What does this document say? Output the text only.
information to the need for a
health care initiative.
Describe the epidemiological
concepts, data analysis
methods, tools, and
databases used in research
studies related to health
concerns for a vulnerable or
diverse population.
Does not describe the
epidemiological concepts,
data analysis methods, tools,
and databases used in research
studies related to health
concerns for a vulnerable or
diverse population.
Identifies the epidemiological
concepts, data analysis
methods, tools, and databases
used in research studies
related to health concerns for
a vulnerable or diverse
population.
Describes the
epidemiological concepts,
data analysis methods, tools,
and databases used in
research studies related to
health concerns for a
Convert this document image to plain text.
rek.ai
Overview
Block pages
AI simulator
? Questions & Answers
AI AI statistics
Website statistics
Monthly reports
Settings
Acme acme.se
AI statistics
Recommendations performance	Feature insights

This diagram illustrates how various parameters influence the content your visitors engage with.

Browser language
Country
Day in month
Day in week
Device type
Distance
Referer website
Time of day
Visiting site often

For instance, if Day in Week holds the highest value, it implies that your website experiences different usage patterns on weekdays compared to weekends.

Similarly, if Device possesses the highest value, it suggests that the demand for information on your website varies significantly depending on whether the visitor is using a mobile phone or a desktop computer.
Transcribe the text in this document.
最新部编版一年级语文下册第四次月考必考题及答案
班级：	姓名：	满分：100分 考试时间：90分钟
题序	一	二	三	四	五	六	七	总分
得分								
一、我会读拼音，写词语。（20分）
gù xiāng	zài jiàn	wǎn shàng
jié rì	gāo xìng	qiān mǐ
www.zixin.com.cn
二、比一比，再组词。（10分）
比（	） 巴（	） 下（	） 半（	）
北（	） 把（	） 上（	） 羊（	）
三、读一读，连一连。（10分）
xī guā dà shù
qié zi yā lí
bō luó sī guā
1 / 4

···

● Set exercise:
In the entries above, identify every line with the string "used".

● Answer:
databases used in research
and databases used in research
used in research studies
and databases used in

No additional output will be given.